[begin Supplied records]

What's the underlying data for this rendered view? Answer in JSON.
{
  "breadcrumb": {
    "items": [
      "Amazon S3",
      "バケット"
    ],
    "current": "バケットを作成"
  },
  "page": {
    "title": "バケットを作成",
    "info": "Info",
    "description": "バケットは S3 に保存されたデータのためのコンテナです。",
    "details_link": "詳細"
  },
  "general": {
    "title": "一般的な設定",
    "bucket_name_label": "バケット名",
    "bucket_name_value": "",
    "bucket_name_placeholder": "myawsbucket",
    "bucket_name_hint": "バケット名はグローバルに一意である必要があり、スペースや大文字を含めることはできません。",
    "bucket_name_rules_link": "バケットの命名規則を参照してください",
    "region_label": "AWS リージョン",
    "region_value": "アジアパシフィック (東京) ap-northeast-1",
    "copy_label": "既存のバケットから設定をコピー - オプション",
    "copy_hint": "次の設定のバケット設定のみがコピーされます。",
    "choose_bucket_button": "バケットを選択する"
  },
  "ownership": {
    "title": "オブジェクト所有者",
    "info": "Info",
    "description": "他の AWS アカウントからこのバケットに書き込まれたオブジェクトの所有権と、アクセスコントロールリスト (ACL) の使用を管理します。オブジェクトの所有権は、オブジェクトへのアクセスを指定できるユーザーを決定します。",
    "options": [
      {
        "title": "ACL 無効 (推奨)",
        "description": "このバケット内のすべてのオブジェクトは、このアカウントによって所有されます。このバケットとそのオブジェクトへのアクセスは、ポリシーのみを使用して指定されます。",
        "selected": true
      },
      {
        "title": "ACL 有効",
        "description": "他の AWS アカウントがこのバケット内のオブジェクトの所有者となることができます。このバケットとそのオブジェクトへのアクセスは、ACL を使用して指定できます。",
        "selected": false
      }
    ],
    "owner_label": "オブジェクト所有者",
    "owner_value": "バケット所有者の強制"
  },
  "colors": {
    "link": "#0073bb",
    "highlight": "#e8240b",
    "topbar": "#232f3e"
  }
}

[end Supplied records]
[begin Supplied records]

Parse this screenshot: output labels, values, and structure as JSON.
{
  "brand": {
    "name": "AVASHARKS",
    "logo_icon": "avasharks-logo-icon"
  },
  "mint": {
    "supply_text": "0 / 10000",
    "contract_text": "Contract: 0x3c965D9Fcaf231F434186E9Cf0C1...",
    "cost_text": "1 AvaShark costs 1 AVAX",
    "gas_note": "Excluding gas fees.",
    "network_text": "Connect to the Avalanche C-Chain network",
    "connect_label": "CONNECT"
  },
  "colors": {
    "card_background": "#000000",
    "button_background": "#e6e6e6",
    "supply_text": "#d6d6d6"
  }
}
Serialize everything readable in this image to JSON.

[end Supplied records]
[begin Supplied records]

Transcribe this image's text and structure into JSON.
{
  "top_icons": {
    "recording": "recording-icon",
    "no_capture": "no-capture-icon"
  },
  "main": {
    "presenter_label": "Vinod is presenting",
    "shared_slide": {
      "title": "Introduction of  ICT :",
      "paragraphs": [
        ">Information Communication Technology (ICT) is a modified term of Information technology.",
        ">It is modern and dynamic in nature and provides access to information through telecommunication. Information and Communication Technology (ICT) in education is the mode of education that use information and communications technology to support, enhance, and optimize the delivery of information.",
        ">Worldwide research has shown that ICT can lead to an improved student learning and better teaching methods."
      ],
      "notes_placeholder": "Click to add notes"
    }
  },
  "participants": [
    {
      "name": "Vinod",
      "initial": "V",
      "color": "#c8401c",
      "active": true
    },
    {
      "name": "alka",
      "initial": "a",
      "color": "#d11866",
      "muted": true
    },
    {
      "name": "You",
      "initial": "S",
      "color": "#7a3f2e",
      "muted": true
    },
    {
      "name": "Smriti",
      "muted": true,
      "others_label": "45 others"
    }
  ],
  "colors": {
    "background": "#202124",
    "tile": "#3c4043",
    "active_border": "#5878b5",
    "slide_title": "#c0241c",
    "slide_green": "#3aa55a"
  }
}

[end Supplied records]

• [Exercise details]
Exactly reproduce the lines that run from the line bearing "Parse this screenshot: output" through the line bearing "Serialize everything readable", with both end lines included.

• [Response to the exercise]
Parse this screenshot: output labels, values, and structure as JSON.
{
  "brand": {
    "name": "AVASHARKS",
    "logo_icon": "avasharks-logo-icon"
  },
  "mint": {
    "supply_text": "0 / 10000",
    "contract_text": "Contract: 0x3c965D9Fcaf231F434186E9Cf0C1...",
    "cost_text": "1 AvaShark costs 1 AVAX",
    "gas_note": "Excluding gas fees.",
    "network_text": "Connect to the Avalanche C-Chain network",
    "connect_label": "CONNECT"
  },
  "colors": {
    "card_background": "#000000",
    "button_background": "#e6e6e6",
    "supply_text": "#d6d6d6"
  }
}
Serialize everything readable in this image to JSON.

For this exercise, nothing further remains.